- [SHORT EXERCISE] Quote the records beneath, complete and exact. Leave out images.

- [Entries from a dataset]
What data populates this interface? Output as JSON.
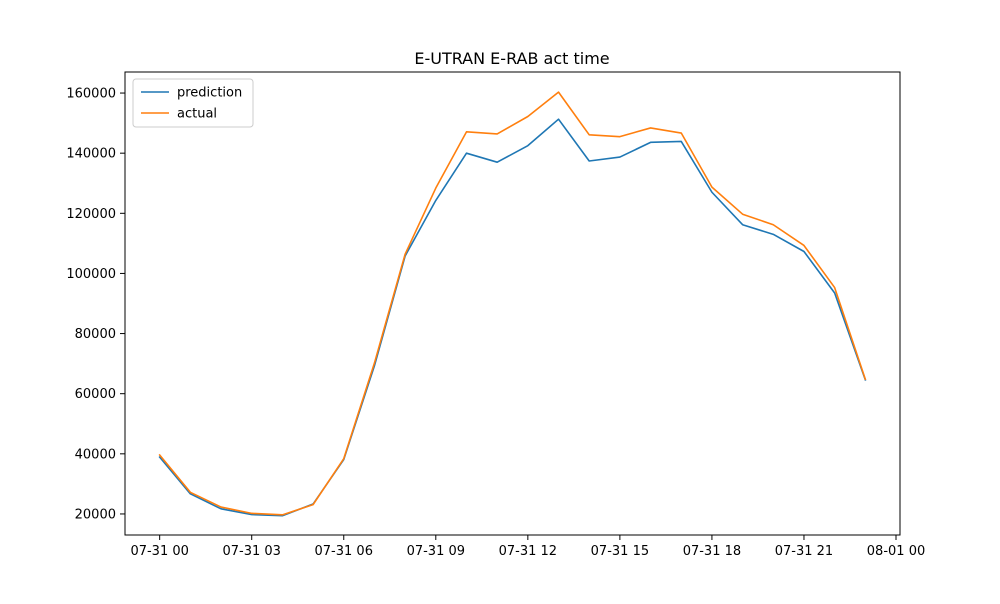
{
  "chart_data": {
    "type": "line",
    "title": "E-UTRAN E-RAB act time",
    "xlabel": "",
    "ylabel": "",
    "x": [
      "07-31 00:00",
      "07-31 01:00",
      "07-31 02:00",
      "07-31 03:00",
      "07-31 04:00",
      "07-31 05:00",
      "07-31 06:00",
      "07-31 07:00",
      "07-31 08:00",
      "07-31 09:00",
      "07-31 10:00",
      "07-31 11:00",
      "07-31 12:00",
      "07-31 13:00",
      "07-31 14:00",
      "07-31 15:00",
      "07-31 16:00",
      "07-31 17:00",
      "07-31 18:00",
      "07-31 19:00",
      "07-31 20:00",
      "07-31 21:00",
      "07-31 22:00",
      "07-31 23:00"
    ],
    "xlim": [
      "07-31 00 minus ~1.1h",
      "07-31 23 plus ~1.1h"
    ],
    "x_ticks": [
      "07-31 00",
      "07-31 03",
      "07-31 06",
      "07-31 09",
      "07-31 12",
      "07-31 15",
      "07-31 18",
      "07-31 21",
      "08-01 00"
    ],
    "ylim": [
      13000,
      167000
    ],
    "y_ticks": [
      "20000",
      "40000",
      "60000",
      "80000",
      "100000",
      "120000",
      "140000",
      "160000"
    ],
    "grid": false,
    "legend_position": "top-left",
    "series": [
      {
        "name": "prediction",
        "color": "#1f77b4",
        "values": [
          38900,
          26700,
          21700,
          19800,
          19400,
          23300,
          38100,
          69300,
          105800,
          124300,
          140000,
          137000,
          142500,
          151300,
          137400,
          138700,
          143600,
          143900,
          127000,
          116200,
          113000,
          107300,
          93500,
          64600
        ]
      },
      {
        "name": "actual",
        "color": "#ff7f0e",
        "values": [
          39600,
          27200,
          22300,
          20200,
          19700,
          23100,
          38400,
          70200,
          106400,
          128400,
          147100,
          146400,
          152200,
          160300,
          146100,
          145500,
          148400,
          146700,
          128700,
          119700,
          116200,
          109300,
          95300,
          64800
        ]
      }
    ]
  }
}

- [WORKED ANSWER]
What data populates this interface? Output as JSON.
{
  "chart_data": {
    "type": "line",
    "title": "E-UTRAN E-RAB act time",
    "xlabel": "",
    "ylabel": "",
    "x": [
      "07-31 00:00",
      "07-31 01:00",
      "07-31 02:00",
      "07-31 03:00",
      "07-31 04:00",
      "07-31 05:00",
      "07-31 06:00",
      "07-31 07:00",
      "07-31 08:00",
      "07-31 09:00",
      "07-31 10:00",
      "07-31 11:00",
      "07-31 12:00",
      "07-31 13:00",
      "07-31 14:00",
      "07-31 15:00",
      "07-31 16:00",
      "07-31 17:00",
      "07-31 18:00",
      "07-31 19:00",
      "07-31 20:00",
      "07-31 21:00",
      "07-31 22:00",
      "07-31 23:00"
    ],
    "xlim": [
      "07-31 00 minus ~1.1h",
      "07-31 23 plus ~1.1h"
    ],
    "x_ticks": [
      "07-31 00",
      "07-31 03",
      "07-31 06",
      "07-31 09",
      "07-31 12",
      "07-31 15",
      "07-31 18",
      "07-31 21",
      "08-01 00"
    ],
    "ylim": [
      13000,
      167000
    ],
    "y_ticks": [
      "20000",
      "40000",
      "60000",
      "80000",
      "100000",
      "120000",
      "140000",
      "160000"
    ],
    "grid": false,
    "legend_position": "top-left",
    "series": [
      {
        "name": "prediction",
        "color": "#1f77b4",
        "values": [
          38900,
          26700,
          21700,
          19800,
          19400,
          23300,
          38100,
          69300,
          105800,
          124300,
          140000,
          137000,
          142500,
          151300,
          137400,
          138700,
          143600,
          143900,
          127000,
          116200,
          113000,
          107300,
          93500,
          64600
        ]
      },
      {
        "name": "actual",
        "color": "#ff7f0e",
        "values": [
          39600,
          27200,
          22300,
          20200,
          19700,
          23100,
          38400,
          70200,
          106400,
          128400,
          147100,
          146400,
          152200,
          160300,
          146100,
          145500,
          148400,
          146700,
          128700,
          119700,
          116200,
          109300,
          95300,
          64800
        ]
      }
    ]
  }
}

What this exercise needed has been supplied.